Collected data
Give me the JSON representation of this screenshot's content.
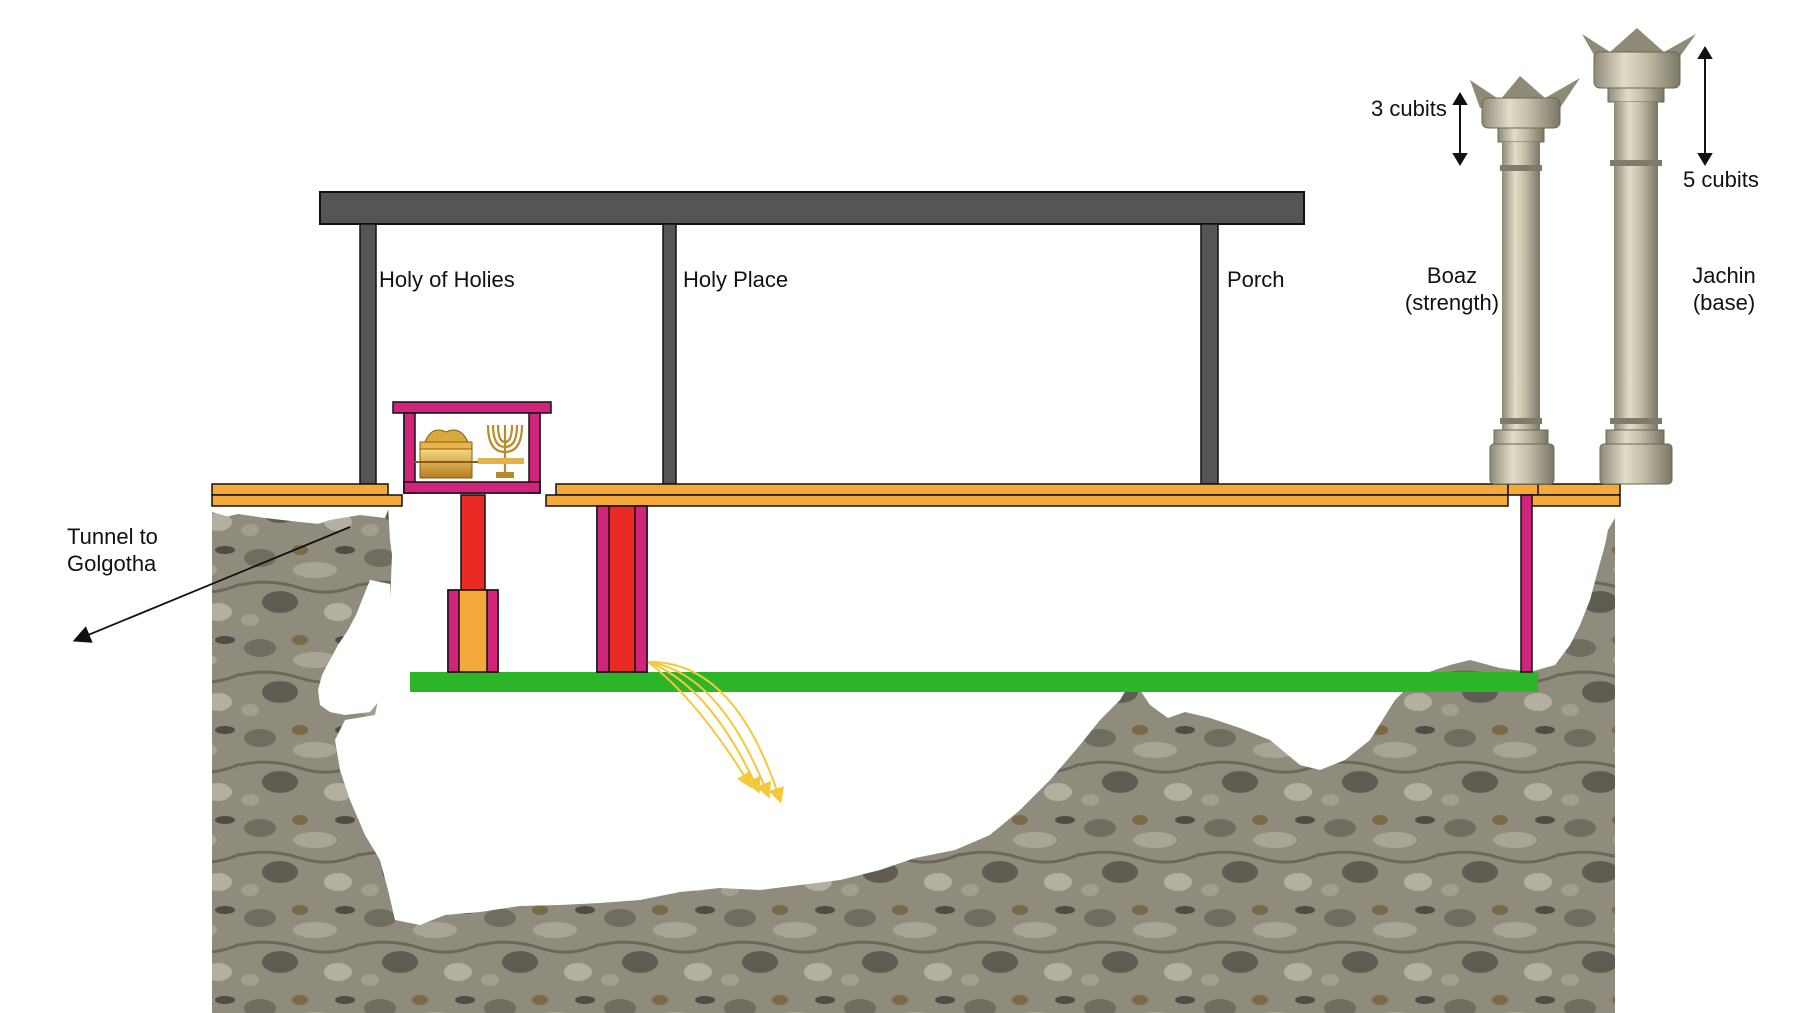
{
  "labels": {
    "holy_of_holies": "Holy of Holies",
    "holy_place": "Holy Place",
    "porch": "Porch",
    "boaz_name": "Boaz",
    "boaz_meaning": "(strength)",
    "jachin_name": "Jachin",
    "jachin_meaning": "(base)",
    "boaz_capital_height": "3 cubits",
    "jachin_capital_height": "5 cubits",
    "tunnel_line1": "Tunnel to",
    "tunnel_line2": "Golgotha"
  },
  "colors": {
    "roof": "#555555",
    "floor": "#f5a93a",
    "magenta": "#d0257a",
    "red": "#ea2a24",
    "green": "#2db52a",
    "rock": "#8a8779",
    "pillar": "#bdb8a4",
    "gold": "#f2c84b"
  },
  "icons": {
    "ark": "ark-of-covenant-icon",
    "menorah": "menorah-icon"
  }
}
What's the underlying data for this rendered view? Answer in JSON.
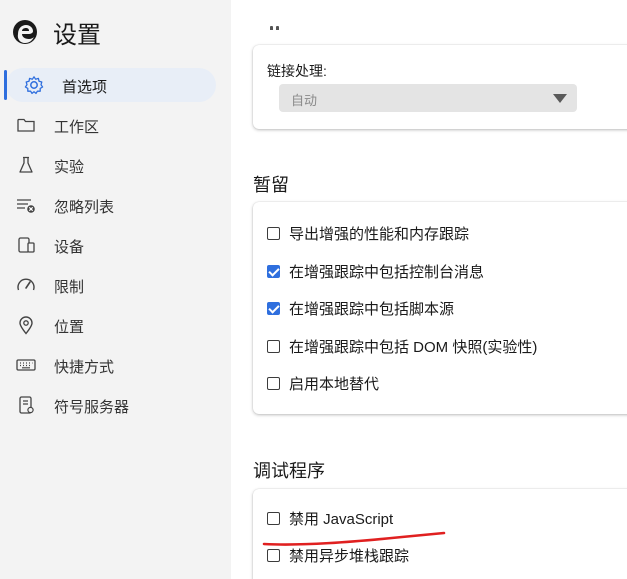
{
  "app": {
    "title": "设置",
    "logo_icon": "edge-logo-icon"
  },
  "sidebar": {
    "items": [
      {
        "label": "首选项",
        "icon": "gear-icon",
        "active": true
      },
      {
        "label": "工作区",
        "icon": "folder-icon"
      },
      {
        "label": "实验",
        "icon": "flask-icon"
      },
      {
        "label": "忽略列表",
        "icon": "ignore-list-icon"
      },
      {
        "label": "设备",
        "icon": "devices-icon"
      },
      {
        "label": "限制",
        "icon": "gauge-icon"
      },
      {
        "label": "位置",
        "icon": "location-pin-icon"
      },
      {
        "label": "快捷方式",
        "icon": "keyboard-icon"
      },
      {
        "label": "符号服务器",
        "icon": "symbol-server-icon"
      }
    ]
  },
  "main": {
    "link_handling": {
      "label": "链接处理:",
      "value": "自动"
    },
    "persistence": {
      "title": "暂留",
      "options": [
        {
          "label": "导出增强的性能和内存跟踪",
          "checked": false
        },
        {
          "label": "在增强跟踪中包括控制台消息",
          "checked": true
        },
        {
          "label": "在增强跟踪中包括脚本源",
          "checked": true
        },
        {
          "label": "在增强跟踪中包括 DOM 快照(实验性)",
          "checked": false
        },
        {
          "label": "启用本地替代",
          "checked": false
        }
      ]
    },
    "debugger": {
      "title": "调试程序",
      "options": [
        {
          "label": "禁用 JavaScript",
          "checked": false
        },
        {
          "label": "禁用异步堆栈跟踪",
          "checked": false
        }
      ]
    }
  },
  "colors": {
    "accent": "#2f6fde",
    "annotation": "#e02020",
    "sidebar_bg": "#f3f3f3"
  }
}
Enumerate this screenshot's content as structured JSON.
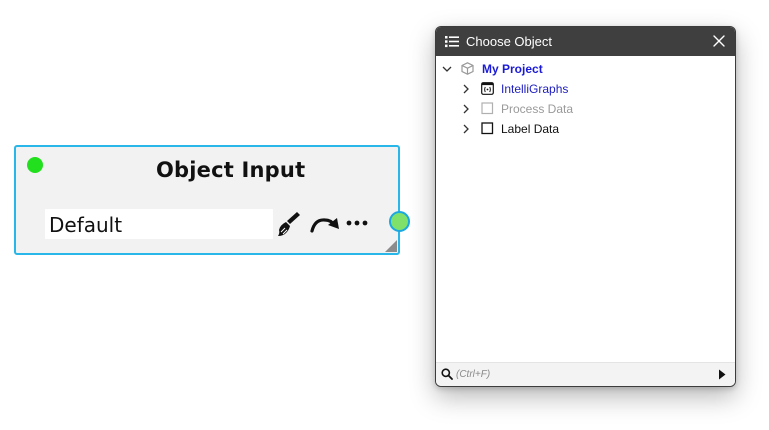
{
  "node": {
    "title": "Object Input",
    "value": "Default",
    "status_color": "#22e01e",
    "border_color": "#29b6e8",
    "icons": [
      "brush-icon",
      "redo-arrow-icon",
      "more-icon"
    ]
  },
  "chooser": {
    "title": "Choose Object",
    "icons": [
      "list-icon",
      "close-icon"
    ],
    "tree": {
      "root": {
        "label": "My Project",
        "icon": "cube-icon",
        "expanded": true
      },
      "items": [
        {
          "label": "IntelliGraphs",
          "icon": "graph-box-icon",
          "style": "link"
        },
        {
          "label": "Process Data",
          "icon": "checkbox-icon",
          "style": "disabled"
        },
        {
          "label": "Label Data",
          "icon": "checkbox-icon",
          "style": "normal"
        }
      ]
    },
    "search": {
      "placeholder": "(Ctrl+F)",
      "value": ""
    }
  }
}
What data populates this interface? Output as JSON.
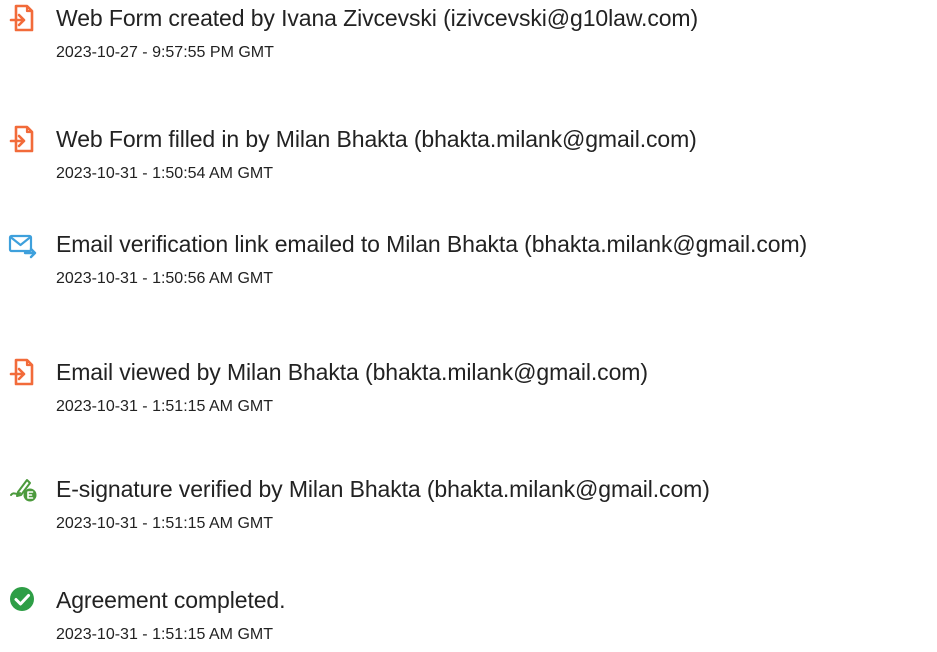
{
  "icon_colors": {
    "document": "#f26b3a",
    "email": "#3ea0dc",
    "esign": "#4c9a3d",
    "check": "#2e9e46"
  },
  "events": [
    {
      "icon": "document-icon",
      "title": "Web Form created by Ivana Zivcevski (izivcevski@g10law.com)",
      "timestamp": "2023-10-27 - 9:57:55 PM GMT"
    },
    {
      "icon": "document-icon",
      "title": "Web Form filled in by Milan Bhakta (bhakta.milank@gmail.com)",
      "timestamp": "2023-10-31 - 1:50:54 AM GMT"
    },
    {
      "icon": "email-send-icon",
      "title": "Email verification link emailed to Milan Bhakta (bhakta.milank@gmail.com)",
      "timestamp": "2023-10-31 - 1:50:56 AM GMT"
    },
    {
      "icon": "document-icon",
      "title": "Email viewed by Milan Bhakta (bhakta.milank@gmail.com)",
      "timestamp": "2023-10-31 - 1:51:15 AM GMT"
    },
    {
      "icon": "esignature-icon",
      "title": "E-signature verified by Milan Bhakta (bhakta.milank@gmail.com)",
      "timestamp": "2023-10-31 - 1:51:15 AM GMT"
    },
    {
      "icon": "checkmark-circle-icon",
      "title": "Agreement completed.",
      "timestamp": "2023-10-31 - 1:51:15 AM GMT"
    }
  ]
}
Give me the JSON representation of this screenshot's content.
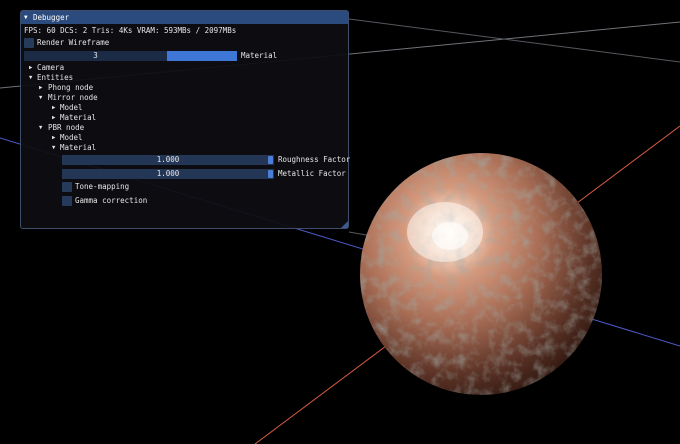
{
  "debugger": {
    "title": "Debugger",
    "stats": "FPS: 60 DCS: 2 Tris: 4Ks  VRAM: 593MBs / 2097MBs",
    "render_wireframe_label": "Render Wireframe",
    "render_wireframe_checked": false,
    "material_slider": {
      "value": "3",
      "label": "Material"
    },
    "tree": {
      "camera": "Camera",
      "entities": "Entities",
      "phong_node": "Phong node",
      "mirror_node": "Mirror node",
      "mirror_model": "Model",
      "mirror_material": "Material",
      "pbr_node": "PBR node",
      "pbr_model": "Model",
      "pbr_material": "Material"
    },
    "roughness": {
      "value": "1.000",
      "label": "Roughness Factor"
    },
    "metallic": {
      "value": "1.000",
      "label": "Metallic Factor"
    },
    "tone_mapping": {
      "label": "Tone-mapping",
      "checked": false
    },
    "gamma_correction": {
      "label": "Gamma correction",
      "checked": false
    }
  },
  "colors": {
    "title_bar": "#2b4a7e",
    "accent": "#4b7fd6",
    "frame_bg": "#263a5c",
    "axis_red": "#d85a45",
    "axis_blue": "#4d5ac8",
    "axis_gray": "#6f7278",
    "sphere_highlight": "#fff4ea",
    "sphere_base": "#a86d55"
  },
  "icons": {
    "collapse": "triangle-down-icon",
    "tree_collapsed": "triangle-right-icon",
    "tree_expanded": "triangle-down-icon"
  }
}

EXERCISE BRIEF
Quote the preceding records in their entirety, excluding every picture.

ANSWER TO THE PROBLEM
Give me the JSON representation of this screenshot's content.
{
  "labels": {
    "holy_of_holies": "Holy of Holies",
    "holy_place": "Holy Place",
    "porch": "Porch",
    "boaz_name": "Boaz",
    "boaz_meaning": "(strength)",
    "jachin_name": "Jachin",
    "jachin_meaning": "(base)",
    "boaz_capital_height": "3 cubits",
    "jachin_capital_height": "5 cubits",
    "tunnel_line1": "Tunnel to",
    "tunnel_line2": "Golgotha"
  },
  "colors": {
    "roof": "#555555",
    "floor": "#f5a93a",
    "magenta": "#d0257a",
    "red": "#ea2a24",
    "green": "#2db52a",
    "rock": "#8a8779",
    "pillar": "#bdb8a4",
    "gold": "#f2c84b"
  },
  "icons": {
    "ark": "ark-of-covenant-icon",
    "menorah": "menorah-icon"
  }
}
What's the underlying data for this rendered view? Answer in JSON.
{
  "app": {
    "title": "设置",
    "logo_icon": "edge-logo-icon"
  },
  "sidebar": {
    "items": [
      {
        "label": "首选项",
        "icon": "gear-icon",
        "active": true
      },
      {
        "label": "工作区",
        "icon": "folder-icon"
      },
      {
        "label": "实验",
        "icon": "flask-icon"
      },
      {
        "label": "忽略列表",
        "icon": "ignore-list-icon"
      },
      {
        "label": "设备",
        "icon": "devices-icon"
      },
      {
        "label": "限制",
        "icon": "gauge-icon"
      },
      {
        "label": "位置",
        "icon": "location-pin-icon"
      },
      {
        "label": "快捷方式",
        "icon": "keyboard-icon"
      },
      {
        "label": "符号服务器",
        "icon": "symbol-server-icon"
      }
    ]
  },
  "main": {
    "link_handling": {
      "label": "链接处理:",
      "value": "自动"
    },
    "persistence": {
      "title": "暂留",
      "options": [
        {
          "label": "导出增强的性能和内存跟踪",
          "checked": false
        },
        {
          "label": "在增强跟踪中包括控制台消息",
          "checked": true
        },
        {
          "label": "在增强跟踪中包括脚本源",
          "checked": true
        },
        {
          "label": "在增强跟踪中包括 DOM 快照(实验性)",
          "checked": false
        },
        {
          "label": "启用本地替代",
          "checked": false
        }
      ]
    },
    "debugger": {
      "title": "调试程序",
      "options": [
        {
          "label": "禁用 JavaScript",
          "checked": false
        },
        {
          "label": "禁用异步堆栈跟踪",
          "checked": false
        }
      ]
    }
  },
  "colors": {
    "accent": "#2f6fde",
    "annotation": "#e02020",
    "sidebar_bg": "#f3f3f3"
  }
}
Enumerate this screenshot's content as structured JSON.
{
  "node": {
    "title": "Object Input",
    "value": "Default",
    "status_color": "#22e01e",
    "border_color": "#29b6e8",
    "icons": [
      "brush-icon",
      "redo-arrow-icon",
      "more-icon"
    ]
  },
  "chooser": {
    "title": "Choose Object",
    "icons": [
      "list-icon",
      "close-icon"
    ],
    "tree": {
      "root": {
        "label": "My Project",
        "icon": "cube-icon",
        "expanded": true
      },
      "items": [
        {
          "label": "IntelliGraphs",
          "icon": "graph-box-icon",
          "style": "link"
        },
        {
          "label": "Process Data",
          "icon": "checkbox-icon",
          "style": "disabled"
        },
        {
          "label": "Label Data",
          "icon": "checkbox-icon",
          "style": "normal"
        }
      ]
    },
    "search": {
      "placeholder": "(Ctrl+F)",
      "value": ""
    }
  }
}
What data populates this interface? Output as JSON.
{
  "icon_colors": {
    "document": "#f26b3a",
    "email": "#3ea0dc",
    "esign": "#4c9a3d",
    "check": "#2e9e46"
  },
  "events": [
    {
      "icon": "document-icon",
      "title": "Web Form created by Ivana Zivcevski (izivcevski@g10law.com)",
      "timestamp": "2023-10-27 - 9:57:55 PM GMT"
    },
    {
      "icon": "document-icon",
      "title": "Web Form filled in by Milan Bhakta (bhakta.milank@gmail.com)",
      "timestamp": "2023-10-31 - 1:50:54 AM GMT"
    },
    {
      "icon": "email-send-icon",
      "title": "Email verification link emailed to Milan Bhakta (bhakta.milank@gmail.com)",
      "timestamp": "2023-10-31 - 1:50:56 AM GMT"
    },
    {
      "icon": "document-icon",
      "title": "Email viewed by Milan Bhakta (bhakta.milank@gmail.com)",
      "timestamp": "2023-10-31 - 1:51:15 AM GMT"
    },
    {
      "icon": "esignature-icon",
      "title": "E-signature verified by Milan Bhakta (bhakta.milank@gmail.com)",
      "timestamp": "2023-10-31 - 1:51:15 AM GMT"
    },
    {
      "icon": "checkmark-circle-icon",
      "title": "Agreement completed.",
      "timestamp": "2023-10-31 - 1:51:15 AM GMT"
    }
  ]
}
Give me the JSON representation of this screenshot's content.
{
  "debugger": {
    "title": "Debugger",
    "stats": "FPS: 60 DCS: 2 Tris: 4Ks  VRAM: 593MBs / 2097MBs",
    "render_wireframe_label": "Render Wireframe",
    "render_wireframe_checked": false,
    "material_slider": {
      "value": "3",
      "label": "Material"
    },
    "tree": {
      "camera": "Camera",
      "entities": "Entities",
      "phong_node": "Phong node",
      "mirror_node": "Mirror node",
      "mirror_model": "Model",
      "mirror_material": "Material",
      "pbr_node": "PBR node",
      "pbr_model": "Model",
      "pbr_material": "Material"
    },
    "roughness": {
      "value": "1.000",
      "label": "Roughness Factor"
    },
    "metallic": {
      "value": "1.000",
      "label": "Metallic Factor"
    },
    "tone_mapping": {
      "label": "Tone-mapping",
      "checked": false
    },
    "gamma_correction": {
      "label": "Gamma correction",
      "checked": false
    }
  },
  "colors": {
    "title_bar": "#2b4a7e",
    "accent": "#4b7fd6",
    "frame_bg": "#263a5c",
    "axis_red": "#d85a45",
    "axis_blue": "#4d5ac8",
    "axis_gray": "#6f7278",
    "sphere_highlight": "#fff4ea",
    "sphere_base": "#a86d55"
  },
  "icons": {
    "collapse": "triangle-down-icon",
    "tree_collapsed": "triangle-right-icon",
    "tree_expanded": "triangle-down-icon"
  }
}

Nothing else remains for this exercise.